■ **Work to do**: Every line that holds the string "区域知名独立学院" is to be identified and copied.

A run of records
########################################
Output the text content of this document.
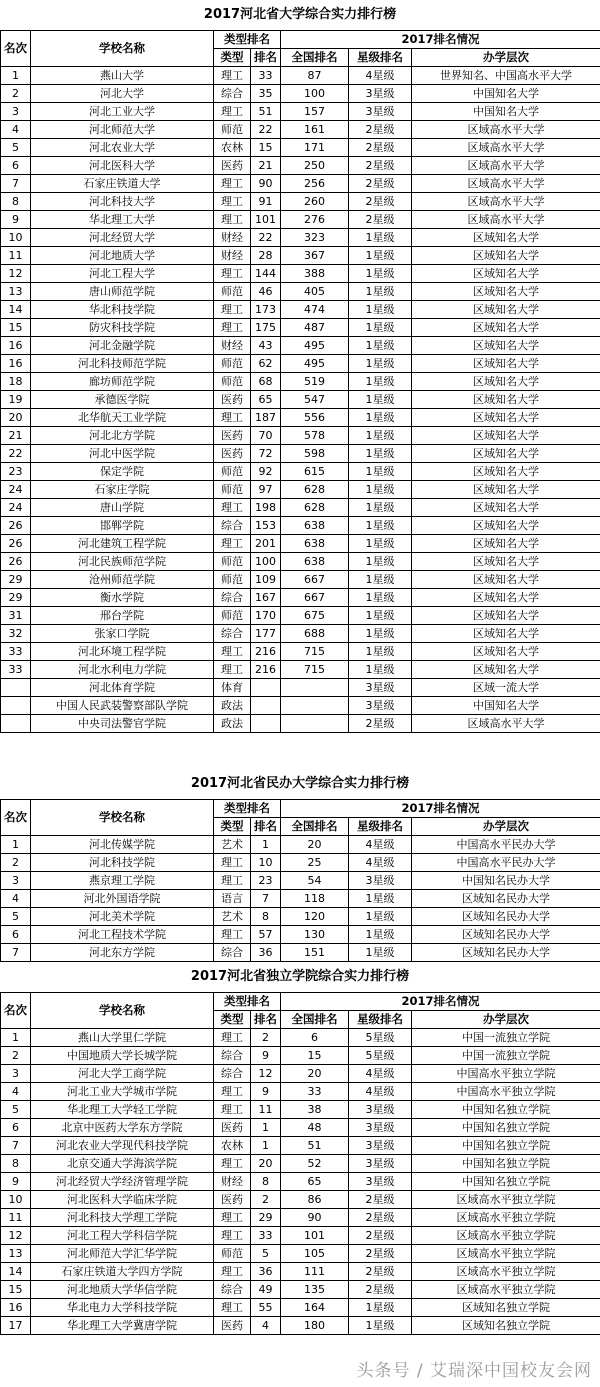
2017河北省大学综合实力排行榜
名次	学校名称	类型排名		2017排名情况		
		类型	排名	全国排名	星级排名	办学层次
1	燕山大学	理工	33	87	4星级	世界知名、中国高水平大学
2	河北大学	综合	35	100	3星级	中国知名大学
3	河北工业大学	理工	51	157	3星级	中国知名大学
4	河北师范大学	师范	22	161	2星级	区域高水平大学
5	河北农业大学	农林	15	171	2星级	区域高水平大学
6	河北医科大学	医药	21	250	2星级	区域高水平大学
7	石家庄铁道大学	理工	90	256	2星级	区域高水平大学
8	河北科技大学	理工	91	260	2星级	区域高水平大学
9	华北理工大学	理工	101	276	2星级	区域高水平大学
10	河北经贸大学	财经	22	323	1星级	区域知名大学
11	河北地质大学	财经	28	367	1星级	区域知名大学
12	河北工程大学	理工	144	388	1星级	区域知名大学
13	唐山师范学院	师范	46	405	1星级	区域知名大学
14	华北科技学院	理工	173	474	1星级	区域知名大学
15	防灾科技学院	理工	175	487	1星级	区域知名大学
16	河北金融学院	财经	43	495	1星级	区域知名大学
16	河北科技师范学院	师范	62	495	1星级	区域知名大学
18	廊坊师范学院	师范	68	519	1星级	区域知名大学
19	承德医学院	医药	65	547	1星级	区域知名大学
20	北华航天工业学院	理工	187	556	1星级	区域知名大学
21	河北北方学院	医药	70	578	1星级	区域知名大学
22	河北中医学院	医药	72	598	1星级	区域知名大学
23	保定学院	师范	92	615	1星级	区域知名大学
24	石家庄学院	师范	97	628	1星级	区域知名大学
24	唐山学院	理工	198	628	1星级	区域知名大学
26	邯郸学院	综合	153	638	1星级	区域知名大学
26	河北建筑工程学院	理工	201	638	1星级	区域知名大学
26	河北民族师范学院	师范	100	638	1星级	区域知名大学
29	沧州师范学院	师范	109	667	1星级	区域知名大学
29	衡水学院	综合	167	667	1星级	区域知名大学
31	邢台学院	师范	170	675	1星级	区域知名大学
32	张家口学院	综合	177	688	1星级	区域知名大学
33	河北环境工程学院	理工	216	715	1星级	区域知名大学
33	河北水利电力学院	理工	216	715	1星级	区域知名大学
	河北体育学院	体育			3星级	区域一流大学
	中国人民武装警察部队学院	政法			3星级	中国知名大学
	中央司法警官学院	政法			2星级	区域高水平大学
2017河北省民办大学综合实力排行榜
名次	学校名称	类型排名		2017排名情况		
		类型	排名	全国排名	星级排名	办学层次
1	河北传媒学院	艺术	1	20	4星级	中国高水平民办大学
2	河北科技学院	理工	10	25	4星级	中国高水平民办大学
3	燕京理工学院	理工	23	54	3星级	中国知名民办大学
4	河北外国语学院	语言	7	118	1星级	区域知名民办大学
5	河北美术学院	艺术	8	120	1星级	区域知名民办大学
6	河北工程技术学院	理工	57	130	1星级	区域知名民办大学
7	河北东方学院	综合	36	151	1星级	区域知名民办大学
2017河北省独立学院综合实力排行榜
名次	学校名称	类型排名		2017排名情况		
		类型	排名	全国排名	星级排名	办学层次
1	燕山大学里仁学院	理工	2	6	5星级	中国一流独立学院
2	中国地质大学长城学院	综合	9	15	5星级	中国一流独立学院
3	河北大学工商学院	综合	12	20	4星级	中国高水平独立学院
4	河北工业大学城市学院	理工	9	33	4星级	中国高水平独立学院
5	华北理工大学轻工学院	理工	11	38	3星级	中国知名独立学院
6	北京中医药大学东方学院	医药	1	48	3星级	中国知名独立学院
7	河北农业大学现代科技学院	农林	1	51	3星级	中国知名独立学院
8	北京交通大学海滨学院	理工	20	52	3星级	中国知名独立学院
9	河北经贸大学经济管理学院	财经	8	65	3星级	中国知名独立学院
10	河北医科大学临床学院	医药	2	86	2星级	区域高水平独立学院
11	河北科技大学理工学院	理工	29	90	2星级	区域高水平独立学院
12	河北工程大学科信学院	理工	33	101	2星级	区域高水平独立学院
13	河北师范大学汇华学院	师范	5	105	2星级	区域高水平独立学院
14	石家庄铁道大学四方学院	理工	36	111	2星级	区域高水平独立学院
15	河北地质大学华信学院	综合	49	135	2星级	区域高水平独立学院
16	华北电力大学科技学院	理工	55	164	1星级	区域知名独立学院
17	华北理工大学冀唐学院	医药	4	180	1星级	区域知名独立学院
头条号 / 艾瑞深中国校友会网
########################################
■ **Output below**:
16	华北电力大学科技学院	理工	55	164	1星级	区域知名独立学院
17	华北理工大学冀唐学院	医药	4	180	1星级	区域知名独立学院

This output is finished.